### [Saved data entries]
-- Start --

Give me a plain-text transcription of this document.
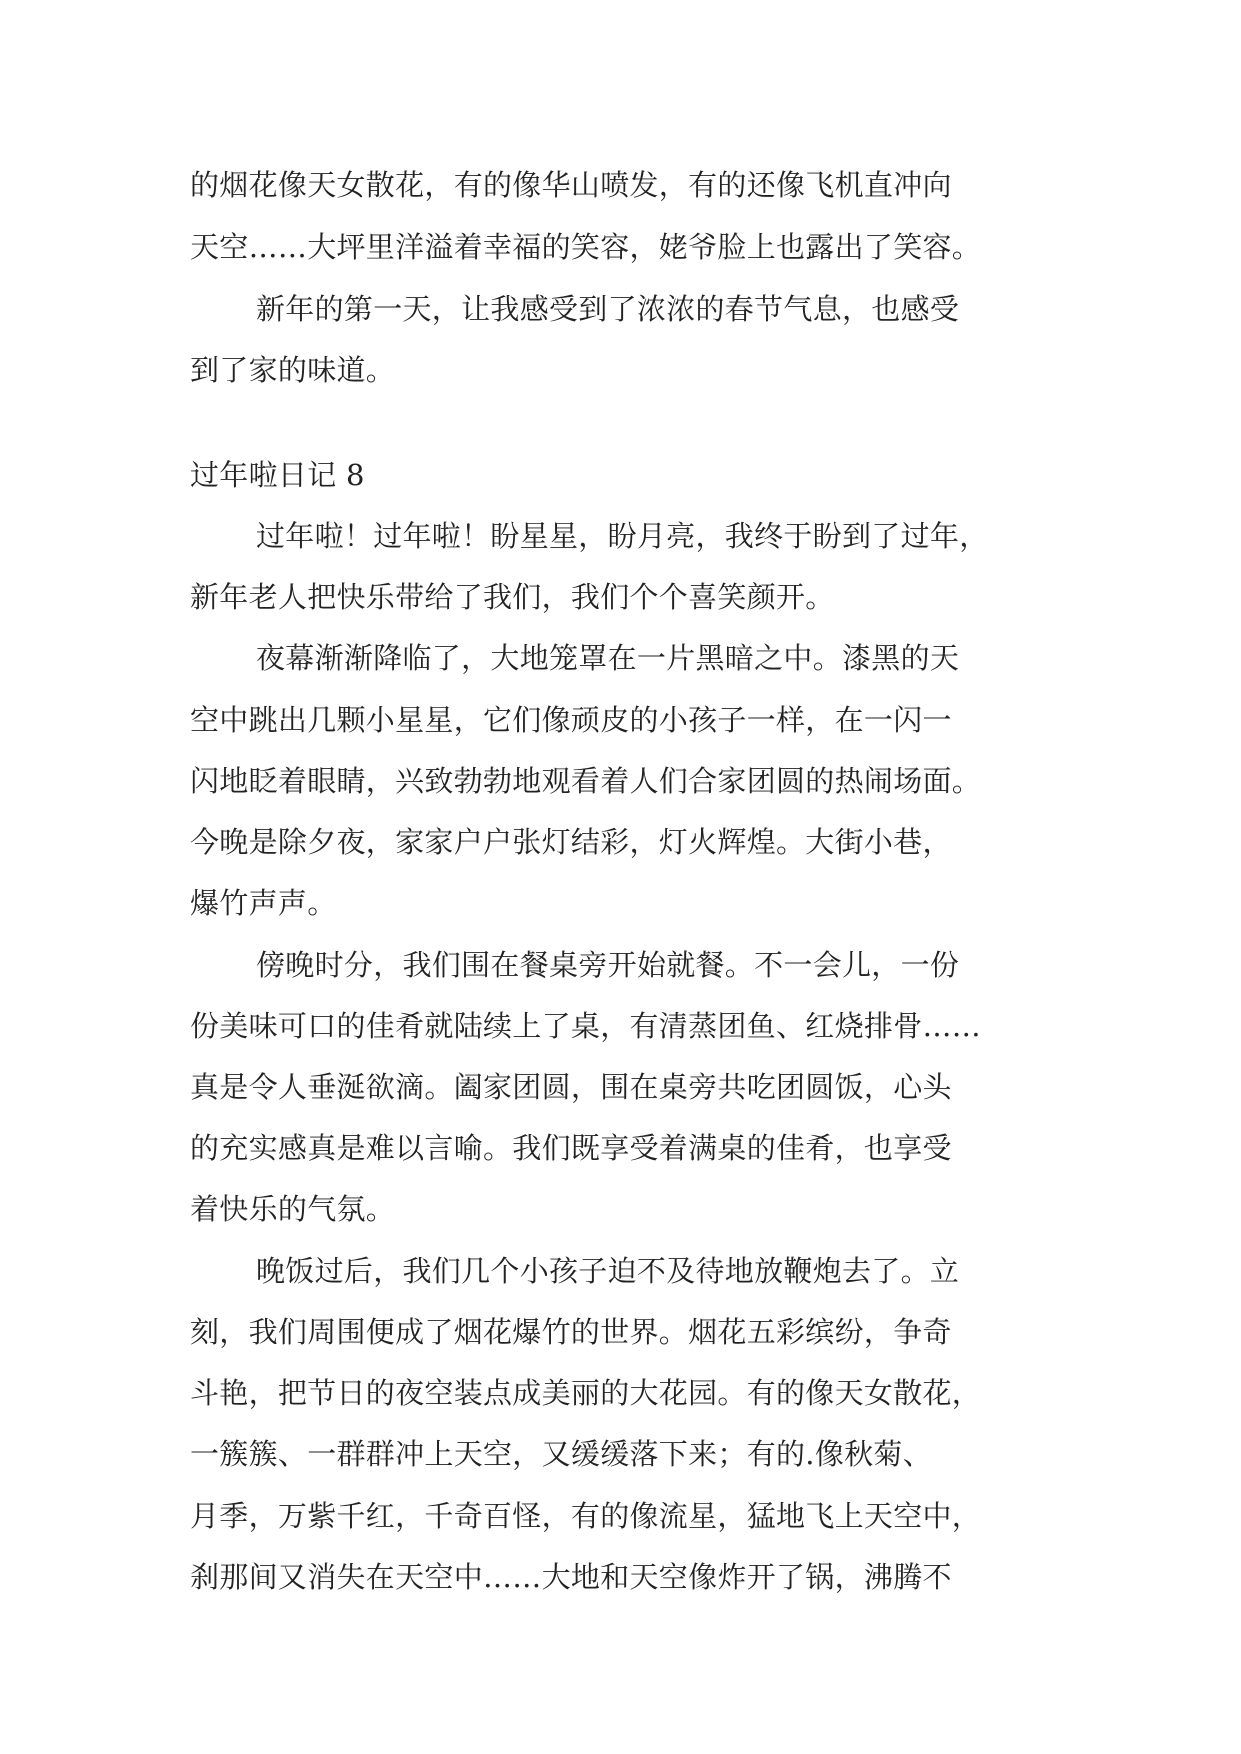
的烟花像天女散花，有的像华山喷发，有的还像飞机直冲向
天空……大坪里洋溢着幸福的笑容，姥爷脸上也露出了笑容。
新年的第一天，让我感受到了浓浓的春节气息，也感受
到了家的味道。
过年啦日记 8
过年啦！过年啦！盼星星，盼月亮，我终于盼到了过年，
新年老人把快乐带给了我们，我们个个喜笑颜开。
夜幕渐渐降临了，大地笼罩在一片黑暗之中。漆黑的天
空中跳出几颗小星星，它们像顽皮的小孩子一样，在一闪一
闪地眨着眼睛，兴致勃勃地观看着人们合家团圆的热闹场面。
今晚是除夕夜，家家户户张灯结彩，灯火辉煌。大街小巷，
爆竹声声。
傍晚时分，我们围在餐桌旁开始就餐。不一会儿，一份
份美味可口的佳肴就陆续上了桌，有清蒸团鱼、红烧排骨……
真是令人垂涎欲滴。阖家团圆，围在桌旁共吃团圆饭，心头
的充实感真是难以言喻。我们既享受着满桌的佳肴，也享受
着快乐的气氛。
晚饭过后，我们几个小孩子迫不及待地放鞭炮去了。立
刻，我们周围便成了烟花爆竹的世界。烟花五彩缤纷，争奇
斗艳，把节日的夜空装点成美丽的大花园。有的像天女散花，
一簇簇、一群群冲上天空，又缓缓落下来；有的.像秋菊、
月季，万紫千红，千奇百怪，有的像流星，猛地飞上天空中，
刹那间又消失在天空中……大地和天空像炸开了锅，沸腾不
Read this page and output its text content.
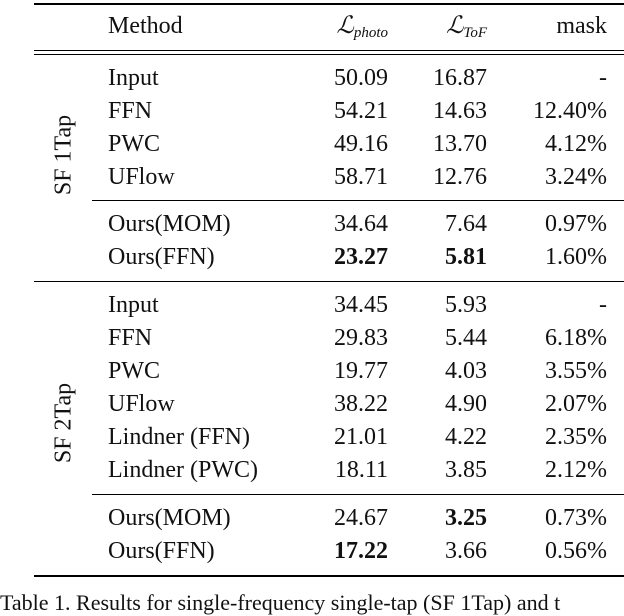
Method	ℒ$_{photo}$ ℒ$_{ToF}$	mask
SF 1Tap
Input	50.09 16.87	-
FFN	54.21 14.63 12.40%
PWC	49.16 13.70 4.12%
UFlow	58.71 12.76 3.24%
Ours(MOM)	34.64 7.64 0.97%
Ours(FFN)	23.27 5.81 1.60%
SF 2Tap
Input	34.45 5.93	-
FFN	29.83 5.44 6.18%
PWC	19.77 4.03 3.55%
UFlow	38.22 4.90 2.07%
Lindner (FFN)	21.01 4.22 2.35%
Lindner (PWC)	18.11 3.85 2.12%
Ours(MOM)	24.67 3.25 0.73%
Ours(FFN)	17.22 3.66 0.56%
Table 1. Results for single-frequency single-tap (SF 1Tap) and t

-- End --

### [Do this]
Except for the pictures, print the data above exactly.

### [Correct result]
Give me a plain-text transcription of this document.
的烟花像天女散花，有的像华山喷发，有的还像飞机直冲向
天空……大坪里洋溢着幸福的笑容，姥爷脸上也露出了笑容。
新年的第一天，让我感受到了浓浓的春节气息，也感受
到了家的味道。
过年啦日记 8
过年啦！过年啦！盼星星，盼月亮，我终于盼到了过年，
新年老人把快乐带给了我们，我们个个喜笑颜开。
夜幕渐渐降临了，大地笼罩在一片黑暗之中。漆黑的天
空中跳出几颗小星星，它们像顽皮的小孩子一样，在一闪一
闪地眨着眼睛，兴致勃勃地观看着人们合家团圆的热闹场面。
今晚是除夕夜，家家户户张灯结彩，灯火辉煌。大街小巷，
爆竹声声。
傍晚时分，我们围在餐桌旁开始就餐。不一会儿，一份
份美味可口的佳肴就陆续上了桌，有清蒸团鱼、红烧排骨……
真是令人垂涎欲滴。阖家团圆，围在桌旁共吃团圆饭，心头
的充实感真是难以言喻。我们既享受着满桌的佳肴，也享受
着快乐的气氛。
晚饭过后，我们几个小孩子迫不及待地放鞭炮去了。立
刻，我们周围便成了烟花爆竹的世界。烟花五彩缤纷，争奇
斗艳，把节日的夜空装点成美丽的大花园。有的像天女散花，
一簇簇、一群群冲上天空，又缓缓落下来；有的.像秋菊、
月季，万紫千红，千奇百怪，有的像流星，猛地飞上天空中，
刹那间又消失在天空中……大地和天空像炸开了锅，沸腾不
Read this page and output its text content.
Method	ℒ$_{photo}$ ℒ$_{ToF}$	mask
SF 1Tap
Input	50.09 16.87	-
FFN	54.21 14.63 12.40%
PWC	49.16 13.70 4.12%
UFlow	58.71 12.76 3.24%
Ours(MOM)	34.64 7.64 0.97%
Ours(FFN)	23.27 5.81 1.60%
SF 2Tap
Input	34.45 5.93	-
FFN	29.83 5.44 6.18%
PWC	19.77 4.03 3.55%
UFlow	38.22 4.90 2.07%
Lindner (FFN)	21.01 4.22 2.35%
Lindner (PWC)	18.11 3.85 2.12%
Ours(MOM)	24.67 3.25 0.73%
Ours(FFN)	17.22 3.66 0.56%
Table 1. Results for single-frequency single-tap (SF 1Tap) and t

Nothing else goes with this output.